— start of RECORD LIST —

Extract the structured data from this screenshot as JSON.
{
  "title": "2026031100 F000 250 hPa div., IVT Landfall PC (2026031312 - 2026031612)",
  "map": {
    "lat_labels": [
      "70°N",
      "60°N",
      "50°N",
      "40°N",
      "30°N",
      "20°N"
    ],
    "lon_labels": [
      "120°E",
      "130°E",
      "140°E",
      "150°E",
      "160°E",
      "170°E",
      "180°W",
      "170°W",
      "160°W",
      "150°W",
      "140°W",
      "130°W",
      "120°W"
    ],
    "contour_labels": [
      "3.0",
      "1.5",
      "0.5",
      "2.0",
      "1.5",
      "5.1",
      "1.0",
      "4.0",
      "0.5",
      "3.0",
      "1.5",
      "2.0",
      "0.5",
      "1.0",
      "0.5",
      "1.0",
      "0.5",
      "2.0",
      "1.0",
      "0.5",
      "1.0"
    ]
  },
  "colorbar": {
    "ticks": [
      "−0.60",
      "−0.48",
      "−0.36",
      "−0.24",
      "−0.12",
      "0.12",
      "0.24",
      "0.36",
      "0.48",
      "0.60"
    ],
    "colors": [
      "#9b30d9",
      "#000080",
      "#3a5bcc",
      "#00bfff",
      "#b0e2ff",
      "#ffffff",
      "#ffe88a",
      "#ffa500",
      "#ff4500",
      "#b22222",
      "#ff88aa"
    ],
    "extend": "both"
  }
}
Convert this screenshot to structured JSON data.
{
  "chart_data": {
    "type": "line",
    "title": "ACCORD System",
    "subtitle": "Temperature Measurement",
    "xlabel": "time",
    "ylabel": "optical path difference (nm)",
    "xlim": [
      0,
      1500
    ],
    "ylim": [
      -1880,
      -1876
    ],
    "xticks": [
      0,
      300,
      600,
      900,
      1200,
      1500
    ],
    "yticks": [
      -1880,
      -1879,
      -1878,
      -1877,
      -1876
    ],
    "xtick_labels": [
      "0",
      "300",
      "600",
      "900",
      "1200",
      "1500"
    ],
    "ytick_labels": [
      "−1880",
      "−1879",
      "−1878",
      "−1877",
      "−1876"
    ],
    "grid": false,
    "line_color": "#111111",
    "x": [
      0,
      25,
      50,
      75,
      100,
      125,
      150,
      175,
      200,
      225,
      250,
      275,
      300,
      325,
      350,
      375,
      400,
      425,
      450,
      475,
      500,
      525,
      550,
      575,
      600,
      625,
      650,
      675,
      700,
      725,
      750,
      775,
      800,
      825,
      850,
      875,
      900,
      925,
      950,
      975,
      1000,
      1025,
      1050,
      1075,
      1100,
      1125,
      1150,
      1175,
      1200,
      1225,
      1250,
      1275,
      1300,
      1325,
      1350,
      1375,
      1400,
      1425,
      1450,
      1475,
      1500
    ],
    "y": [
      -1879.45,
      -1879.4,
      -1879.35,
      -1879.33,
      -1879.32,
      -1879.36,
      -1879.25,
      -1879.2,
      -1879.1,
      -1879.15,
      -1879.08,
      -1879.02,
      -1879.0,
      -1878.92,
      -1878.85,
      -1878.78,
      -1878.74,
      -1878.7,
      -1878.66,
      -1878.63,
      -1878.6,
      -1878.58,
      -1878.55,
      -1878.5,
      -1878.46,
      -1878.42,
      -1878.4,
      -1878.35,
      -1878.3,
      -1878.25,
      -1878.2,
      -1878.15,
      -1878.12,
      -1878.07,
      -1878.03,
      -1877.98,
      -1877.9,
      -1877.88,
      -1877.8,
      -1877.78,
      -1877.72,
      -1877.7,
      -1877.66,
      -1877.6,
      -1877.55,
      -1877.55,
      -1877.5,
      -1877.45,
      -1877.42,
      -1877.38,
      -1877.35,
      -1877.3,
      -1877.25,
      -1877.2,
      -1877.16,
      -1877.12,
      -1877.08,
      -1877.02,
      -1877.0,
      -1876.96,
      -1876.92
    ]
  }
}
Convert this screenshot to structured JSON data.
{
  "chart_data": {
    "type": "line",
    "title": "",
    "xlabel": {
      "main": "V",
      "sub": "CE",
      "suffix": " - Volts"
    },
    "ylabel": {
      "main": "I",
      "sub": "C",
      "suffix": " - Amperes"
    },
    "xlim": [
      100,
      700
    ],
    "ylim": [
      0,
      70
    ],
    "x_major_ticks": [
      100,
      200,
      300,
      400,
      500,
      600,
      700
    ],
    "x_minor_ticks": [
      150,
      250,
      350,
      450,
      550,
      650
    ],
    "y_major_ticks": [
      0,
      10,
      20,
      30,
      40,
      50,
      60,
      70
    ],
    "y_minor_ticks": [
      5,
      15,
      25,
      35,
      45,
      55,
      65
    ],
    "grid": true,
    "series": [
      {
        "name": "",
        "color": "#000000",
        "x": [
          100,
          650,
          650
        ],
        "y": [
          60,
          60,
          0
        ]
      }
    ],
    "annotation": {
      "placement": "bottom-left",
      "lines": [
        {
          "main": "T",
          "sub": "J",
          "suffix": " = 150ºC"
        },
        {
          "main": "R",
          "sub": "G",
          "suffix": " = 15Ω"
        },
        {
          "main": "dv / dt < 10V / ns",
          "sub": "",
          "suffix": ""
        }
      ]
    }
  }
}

— end of RECORD LIST —

• GOAL OF THE EXERCISE:
Repeat all of the records above exactly as they appear.

• COMPLETED TASK:
Extract the structured data from this screenshot as JSON.
{
  "title": "2026031100 F000 250 hPa div., IVT Landfall PC (2026031312 - 2026031612)",
  "map": {
    "lat_labels": [
      "70°N",
      "60°N",
      "50°N",
      "40°N",
      "30°N",
      "20°N"
    ],
    "lon_labels": [
      "120°E",
      "130°E",
      "140°E",
      "150°E",
      "160°E",
      "170°E",
      "180°W",
      "170°W",
      "160°W",
      "150°W",
      "140°W",
      "130°W",
      "120°W"
    ],
    "contour_labels": [
      "3.0",
      "1.5",
      "0.5",
      "2.0",
      "1.5",
      "5.1",
      "1.0",
      "4.0",
      "0.5",
      "3.0",
      "1.5",
      "2.0",
      "0.5",
      "1.0",
      "0.5",
      "1.0",
      "0.5",
      "2.0",
      "1.0",
      "0.5",
      "1.0"
    ]
  },
  "colorbar": {
    "ticks": [
      "−0.60",
      "−0.48",
      "−0.36",
      "−0.24",
      "−0.12",
      "0.12",
      "0.24",
      "0.36",
      "0.48",
      "0.60"
    ],
    "colors": [
      "#9b30d9",
      "#000080",
      "#3a5bcc",
      "#00bfff",
      "#b0e2ff",
      "#ffffff",
      "#ffe88a",
      "#ffa500",
      "#ff4500",
      "#b22222",
      "#ff88aa"
    ],
    "extend": "both"
  }
}
Convert this screenshot to structured JSON data.
{
  "chart_data": {
    "type": "line",
    "title": "ACCORD System",
    "subtitle": "Temperature Measurement",
    "xlabel": "time",
    "ylabel": "optical path difference (nm)",
    "xlim": [
      0,
      1500
    ],
    "ylim": [
      -1880,
      -1876
    ],
    "xticks": [
      0,
      300,
      600,
      900,
      1200,
      1500
    ],
    "yticks": [
      -1880,
      -1879,
      -1878,
      -1877,
      -1876
    ],
    "xtick_labels": [
      "0",
      "300",
      "600",
      "900",
      "1200",
      "1500"
    ],
    "ytick_labels": [
      "−1880",
      "−1879",
      "−1878",
      "−1877",
      "−1876"
    ],
    "grid": false,
    "line_color": "#111111",
    "x": [
      0,
      25,
      50,
      75,
      100,
      125,
      150,
      175,
      200,
      225,
      250,
      275,
      300,
      325,
      350,
      375,
      400,
      425,
      450,
      475,
      500,
      525,
      550,
      575,
      600,
      625,
      650,
      675,
      700,
      725,
      750,
      775,
      800,
      825,
      850,
      875,
      900,
      925,
      950,
      975,
      1000,
      1025,
      1050,
      1075,
      1100,
      1125,
      1150,
      1175,
      1200,
      1225,
      1250,
      1275,
      1300,
      1325,
      1350,
      1375,
      1400,
      1425,
      1450,
      1475,
      1500
    ],
    "y": [
      -1879.45,
      -1879.4,
      -1879.35,
      -1879.33,
      -1879.32,
      -1879.36,
      -1879.25,
      -1879.2,
      -1879.1,
      -1879.15,
      -1879.08,
      -1879.02,
      -1879.0,
      -1878.92,
      -1878.85,
      -1878.78,
      -1878.74,
      -1878.7,
      -1878.66,
      -1878.63,
      -1878.6,
      -1878.58,
      -1878.55,
      -1878.5,
      -1878.46,
      -1878.42,
      -1878.4,
      -1878.35,
      -1878.3,
      -1878.25,
      -1878.2,
      -1878.15,
      -1878.12,
      -1878.07,
      -1878.03,
      -1877.98,
      -1877.9,
      -1877.88,
      -1877.8,
      -1877.78,
      -1877.72,
      -1877.7,
      -1877.66,
      -1877.6,
      -1877.55,
      -1877.55,
      -1877.5,
      -1877.45,
      -1877.42,
      -1877.38,
      -1877.35,
      -1877.3,
      -1877.25,
      -1877.2,
      -1877.16,
      -1877.12,
      -1877.08,
      -1877.02,
      -1877.0,
      -1876.96,
      -1876.92
    ]
  }
}
Convert this screenshot to structured JSON data.
{
  "chart_data": {
    "type": "line",
    "title": "",
    "xlabel": {
      "main": "V",
      "sub": "CE",
      "suffix": " - Volts"
    },
    "ylabel": {
      "main": "I",
      "sub": "C",
      "suffix": " - Amperes"
    },
    "xlim": [
      100,
      700
    ],
    "ylim": [
      0,
      70
    ],
    "x_major_ticks": [
      100,
      200,
      300,
      400,
      500,
      600,
      700
    ],
    "x_minor_ticks": [
      150,
      250,
      350,
      450,
      550,
      650
    ],
    "y_major_ticks": [
      0,
      10,
      20,
      30,
      40,
      50,
      60,
      70
    ],
    "y_minor_ticks": [
      5,
      15,
      25,
      35,
      45,
      55,
      65
    ],
    "grid": true,
    "series": [
      {
        "name": "",
        "color": "#000000",
        "x": [
          100,
          650,
          650
        ],
        "y": [
          60,
          60,
          0
        ]
      }
    ],
    "annotation": {
      "placement": "bottom-left",
      "lines": [
        {
          "main": "T",
          "sub": "J",
          "suffix": " = 150ºC"
        },
        {
          "main": "R",
          "sub": "G",
          "suffix": " = 15Ω"
        },
        {
          "main": "dv / dt < 10V / ns",
          "sub": "",
          "suffix": ""
        }
      ]
    }
  }
}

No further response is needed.